▶ [DIRECTIVE] Collect from the data below each line with "name".

▶ [RECORDS SUPPLIED]
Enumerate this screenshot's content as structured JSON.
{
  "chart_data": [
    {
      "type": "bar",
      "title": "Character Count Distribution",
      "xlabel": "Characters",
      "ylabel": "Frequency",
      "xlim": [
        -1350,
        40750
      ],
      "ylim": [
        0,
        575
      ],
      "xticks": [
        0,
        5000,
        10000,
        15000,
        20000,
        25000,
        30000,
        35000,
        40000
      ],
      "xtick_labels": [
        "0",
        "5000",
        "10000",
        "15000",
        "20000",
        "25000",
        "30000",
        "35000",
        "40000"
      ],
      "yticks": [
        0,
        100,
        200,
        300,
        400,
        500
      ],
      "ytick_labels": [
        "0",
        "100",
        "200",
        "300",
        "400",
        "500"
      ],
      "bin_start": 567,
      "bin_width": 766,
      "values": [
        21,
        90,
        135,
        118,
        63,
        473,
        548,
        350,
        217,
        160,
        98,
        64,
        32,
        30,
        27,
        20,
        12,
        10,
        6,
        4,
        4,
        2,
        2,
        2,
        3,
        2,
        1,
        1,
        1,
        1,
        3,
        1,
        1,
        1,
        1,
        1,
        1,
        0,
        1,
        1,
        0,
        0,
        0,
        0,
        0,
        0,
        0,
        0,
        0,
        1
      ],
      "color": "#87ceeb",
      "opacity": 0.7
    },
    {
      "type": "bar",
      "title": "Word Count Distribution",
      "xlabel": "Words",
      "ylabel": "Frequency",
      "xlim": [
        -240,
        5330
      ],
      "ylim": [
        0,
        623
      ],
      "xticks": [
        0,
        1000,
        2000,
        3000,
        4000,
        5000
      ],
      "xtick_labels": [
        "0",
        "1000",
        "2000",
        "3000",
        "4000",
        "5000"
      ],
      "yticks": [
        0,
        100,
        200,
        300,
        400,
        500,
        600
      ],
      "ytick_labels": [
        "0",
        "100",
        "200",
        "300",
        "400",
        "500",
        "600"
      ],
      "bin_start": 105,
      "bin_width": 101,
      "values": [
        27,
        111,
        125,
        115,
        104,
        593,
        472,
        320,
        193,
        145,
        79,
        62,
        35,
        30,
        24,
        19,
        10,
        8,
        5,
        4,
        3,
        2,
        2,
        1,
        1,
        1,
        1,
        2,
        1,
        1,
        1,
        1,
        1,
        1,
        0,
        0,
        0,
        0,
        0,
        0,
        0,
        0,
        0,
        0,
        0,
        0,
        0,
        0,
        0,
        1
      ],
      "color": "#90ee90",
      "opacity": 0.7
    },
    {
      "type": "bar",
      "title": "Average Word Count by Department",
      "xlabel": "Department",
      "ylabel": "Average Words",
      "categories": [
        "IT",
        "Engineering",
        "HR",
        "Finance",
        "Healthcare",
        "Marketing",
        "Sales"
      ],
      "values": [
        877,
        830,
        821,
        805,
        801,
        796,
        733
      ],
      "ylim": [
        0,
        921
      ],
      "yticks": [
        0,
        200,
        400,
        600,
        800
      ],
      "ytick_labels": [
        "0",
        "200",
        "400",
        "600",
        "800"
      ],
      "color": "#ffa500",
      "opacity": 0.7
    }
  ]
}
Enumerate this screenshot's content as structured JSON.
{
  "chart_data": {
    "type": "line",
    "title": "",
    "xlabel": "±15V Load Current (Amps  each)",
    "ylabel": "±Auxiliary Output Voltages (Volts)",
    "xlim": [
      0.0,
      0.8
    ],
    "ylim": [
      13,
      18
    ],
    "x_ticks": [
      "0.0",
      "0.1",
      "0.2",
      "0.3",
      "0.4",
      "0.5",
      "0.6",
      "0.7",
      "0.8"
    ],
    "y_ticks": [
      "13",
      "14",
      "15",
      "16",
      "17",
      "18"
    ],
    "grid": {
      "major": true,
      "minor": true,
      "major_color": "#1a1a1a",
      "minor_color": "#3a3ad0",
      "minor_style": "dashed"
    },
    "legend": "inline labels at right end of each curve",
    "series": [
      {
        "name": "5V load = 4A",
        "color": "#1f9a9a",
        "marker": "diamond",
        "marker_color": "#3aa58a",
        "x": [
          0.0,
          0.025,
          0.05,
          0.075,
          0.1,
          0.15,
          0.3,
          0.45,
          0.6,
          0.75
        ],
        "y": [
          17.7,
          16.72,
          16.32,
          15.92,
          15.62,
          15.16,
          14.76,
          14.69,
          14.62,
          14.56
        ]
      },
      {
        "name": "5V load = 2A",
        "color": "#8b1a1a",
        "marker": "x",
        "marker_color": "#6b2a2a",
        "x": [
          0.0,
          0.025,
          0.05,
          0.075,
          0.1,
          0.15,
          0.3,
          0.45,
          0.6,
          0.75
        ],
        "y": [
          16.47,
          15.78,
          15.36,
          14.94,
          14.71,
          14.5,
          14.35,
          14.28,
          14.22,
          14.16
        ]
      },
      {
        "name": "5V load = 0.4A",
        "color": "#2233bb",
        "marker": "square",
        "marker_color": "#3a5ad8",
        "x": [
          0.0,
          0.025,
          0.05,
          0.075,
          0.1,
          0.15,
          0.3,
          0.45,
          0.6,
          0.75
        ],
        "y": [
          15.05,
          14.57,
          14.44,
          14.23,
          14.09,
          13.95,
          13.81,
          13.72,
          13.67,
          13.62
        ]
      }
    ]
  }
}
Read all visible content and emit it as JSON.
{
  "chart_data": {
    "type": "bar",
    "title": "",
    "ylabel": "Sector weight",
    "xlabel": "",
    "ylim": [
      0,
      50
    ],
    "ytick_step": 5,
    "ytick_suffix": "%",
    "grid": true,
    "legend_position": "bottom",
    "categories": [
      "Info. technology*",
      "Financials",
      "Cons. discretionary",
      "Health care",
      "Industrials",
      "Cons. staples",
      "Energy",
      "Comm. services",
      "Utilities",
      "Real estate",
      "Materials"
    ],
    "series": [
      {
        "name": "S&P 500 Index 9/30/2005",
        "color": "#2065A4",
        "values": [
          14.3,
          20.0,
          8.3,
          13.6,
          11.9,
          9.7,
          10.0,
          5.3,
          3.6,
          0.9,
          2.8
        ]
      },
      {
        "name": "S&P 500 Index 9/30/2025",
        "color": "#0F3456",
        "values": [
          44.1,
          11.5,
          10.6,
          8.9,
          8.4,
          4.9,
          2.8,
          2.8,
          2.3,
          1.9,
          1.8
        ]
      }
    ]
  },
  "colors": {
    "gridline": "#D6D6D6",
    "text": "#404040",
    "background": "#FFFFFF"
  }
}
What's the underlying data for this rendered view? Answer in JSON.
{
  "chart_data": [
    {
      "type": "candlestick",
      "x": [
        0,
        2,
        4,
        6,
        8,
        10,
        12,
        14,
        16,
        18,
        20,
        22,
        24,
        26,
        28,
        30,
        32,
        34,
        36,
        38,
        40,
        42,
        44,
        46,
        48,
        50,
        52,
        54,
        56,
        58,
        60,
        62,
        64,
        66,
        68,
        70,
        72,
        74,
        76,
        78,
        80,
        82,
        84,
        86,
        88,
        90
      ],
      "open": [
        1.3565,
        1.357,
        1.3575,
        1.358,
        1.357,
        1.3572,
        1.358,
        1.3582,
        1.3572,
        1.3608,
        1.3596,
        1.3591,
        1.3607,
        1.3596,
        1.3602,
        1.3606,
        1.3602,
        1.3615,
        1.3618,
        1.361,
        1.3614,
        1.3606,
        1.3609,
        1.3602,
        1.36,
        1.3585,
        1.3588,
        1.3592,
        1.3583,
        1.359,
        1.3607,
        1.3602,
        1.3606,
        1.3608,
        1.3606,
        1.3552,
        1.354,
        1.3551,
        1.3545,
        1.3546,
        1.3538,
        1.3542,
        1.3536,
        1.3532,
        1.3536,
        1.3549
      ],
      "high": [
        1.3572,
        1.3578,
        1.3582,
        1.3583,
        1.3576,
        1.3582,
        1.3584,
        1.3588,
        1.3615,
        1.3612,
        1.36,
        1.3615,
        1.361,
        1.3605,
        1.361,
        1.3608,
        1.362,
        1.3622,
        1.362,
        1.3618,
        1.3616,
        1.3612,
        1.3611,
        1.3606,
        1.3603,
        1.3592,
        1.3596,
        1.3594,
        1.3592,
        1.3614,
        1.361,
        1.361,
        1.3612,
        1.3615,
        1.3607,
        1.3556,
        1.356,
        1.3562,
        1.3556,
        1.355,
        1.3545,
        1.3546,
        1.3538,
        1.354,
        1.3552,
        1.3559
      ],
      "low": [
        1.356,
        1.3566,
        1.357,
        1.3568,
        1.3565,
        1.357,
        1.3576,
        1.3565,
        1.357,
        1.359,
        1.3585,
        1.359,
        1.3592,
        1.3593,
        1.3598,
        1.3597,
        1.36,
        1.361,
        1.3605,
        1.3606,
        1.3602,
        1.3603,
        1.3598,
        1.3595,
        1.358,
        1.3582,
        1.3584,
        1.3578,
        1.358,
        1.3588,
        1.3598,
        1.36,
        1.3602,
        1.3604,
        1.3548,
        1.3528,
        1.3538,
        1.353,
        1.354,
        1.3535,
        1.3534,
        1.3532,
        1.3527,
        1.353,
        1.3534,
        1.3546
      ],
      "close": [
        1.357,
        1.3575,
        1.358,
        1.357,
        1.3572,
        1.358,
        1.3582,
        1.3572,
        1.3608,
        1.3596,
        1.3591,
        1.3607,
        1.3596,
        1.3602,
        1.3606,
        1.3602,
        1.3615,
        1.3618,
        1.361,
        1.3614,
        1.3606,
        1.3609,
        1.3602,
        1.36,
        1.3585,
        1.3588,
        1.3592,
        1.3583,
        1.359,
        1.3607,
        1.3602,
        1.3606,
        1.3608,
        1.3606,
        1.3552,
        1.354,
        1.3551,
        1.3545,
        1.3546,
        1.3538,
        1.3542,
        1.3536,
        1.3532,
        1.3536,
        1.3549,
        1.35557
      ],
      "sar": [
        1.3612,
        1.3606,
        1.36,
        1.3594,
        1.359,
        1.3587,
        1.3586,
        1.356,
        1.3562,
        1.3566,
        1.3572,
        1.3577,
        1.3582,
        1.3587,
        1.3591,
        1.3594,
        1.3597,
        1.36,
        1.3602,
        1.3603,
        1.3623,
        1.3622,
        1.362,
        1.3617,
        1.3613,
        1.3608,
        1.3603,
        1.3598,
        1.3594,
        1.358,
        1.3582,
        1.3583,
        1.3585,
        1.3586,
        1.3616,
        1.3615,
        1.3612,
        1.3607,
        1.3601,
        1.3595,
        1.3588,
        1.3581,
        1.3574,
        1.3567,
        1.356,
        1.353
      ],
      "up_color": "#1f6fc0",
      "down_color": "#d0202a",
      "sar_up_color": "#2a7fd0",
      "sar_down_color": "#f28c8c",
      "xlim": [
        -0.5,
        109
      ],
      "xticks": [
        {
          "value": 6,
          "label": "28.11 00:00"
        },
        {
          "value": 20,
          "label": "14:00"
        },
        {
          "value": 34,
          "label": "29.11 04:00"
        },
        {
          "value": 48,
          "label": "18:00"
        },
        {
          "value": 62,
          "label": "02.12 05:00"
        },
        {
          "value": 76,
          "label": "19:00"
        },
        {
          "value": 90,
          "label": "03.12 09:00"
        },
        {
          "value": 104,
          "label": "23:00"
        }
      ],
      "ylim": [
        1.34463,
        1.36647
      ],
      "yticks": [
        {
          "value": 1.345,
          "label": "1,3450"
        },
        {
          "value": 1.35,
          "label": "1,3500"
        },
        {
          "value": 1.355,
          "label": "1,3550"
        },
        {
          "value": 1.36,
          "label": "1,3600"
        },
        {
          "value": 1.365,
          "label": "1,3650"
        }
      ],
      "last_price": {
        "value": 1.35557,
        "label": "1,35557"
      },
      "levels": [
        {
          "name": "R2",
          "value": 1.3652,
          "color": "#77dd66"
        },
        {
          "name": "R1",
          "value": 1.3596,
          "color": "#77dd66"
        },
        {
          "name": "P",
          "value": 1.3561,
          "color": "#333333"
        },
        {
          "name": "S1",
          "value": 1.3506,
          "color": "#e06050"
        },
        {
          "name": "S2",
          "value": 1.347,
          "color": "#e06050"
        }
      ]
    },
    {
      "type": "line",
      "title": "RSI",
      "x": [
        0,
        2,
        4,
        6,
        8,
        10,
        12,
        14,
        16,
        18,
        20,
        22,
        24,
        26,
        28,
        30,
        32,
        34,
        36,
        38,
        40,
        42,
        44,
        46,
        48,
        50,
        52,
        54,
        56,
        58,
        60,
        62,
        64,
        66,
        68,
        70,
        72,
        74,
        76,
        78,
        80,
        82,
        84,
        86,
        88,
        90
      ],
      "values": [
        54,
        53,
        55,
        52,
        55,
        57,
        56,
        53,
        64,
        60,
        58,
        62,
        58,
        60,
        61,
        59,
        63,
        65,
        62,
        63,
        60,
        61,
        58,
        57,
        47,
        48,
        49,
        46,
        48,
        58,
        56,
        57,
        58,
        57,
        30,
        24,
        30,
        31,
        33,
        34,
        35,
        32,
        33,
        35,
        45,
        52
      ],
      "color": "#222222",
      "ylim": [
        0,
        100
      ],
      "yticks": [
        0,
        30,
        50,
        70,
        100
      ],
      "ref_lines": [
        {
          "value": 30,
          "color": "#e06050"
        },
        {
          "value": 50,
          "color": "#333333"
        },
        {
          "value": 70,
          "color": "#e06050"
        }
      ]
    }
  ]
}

▶ [RESULT OF THIS TASK]
        "name": "5V load = 4A",
        "name": "5V load = 2A",
        "name": "5V load = 0.4A",
        "name": "S&P 500 Index 9/30/2005",
        "name": "S&P 500 Index 9/30/2025",
          "name": "R2",
          "name": "R1",
          "name": "P",
          "name": "S1",
          "name": "S2",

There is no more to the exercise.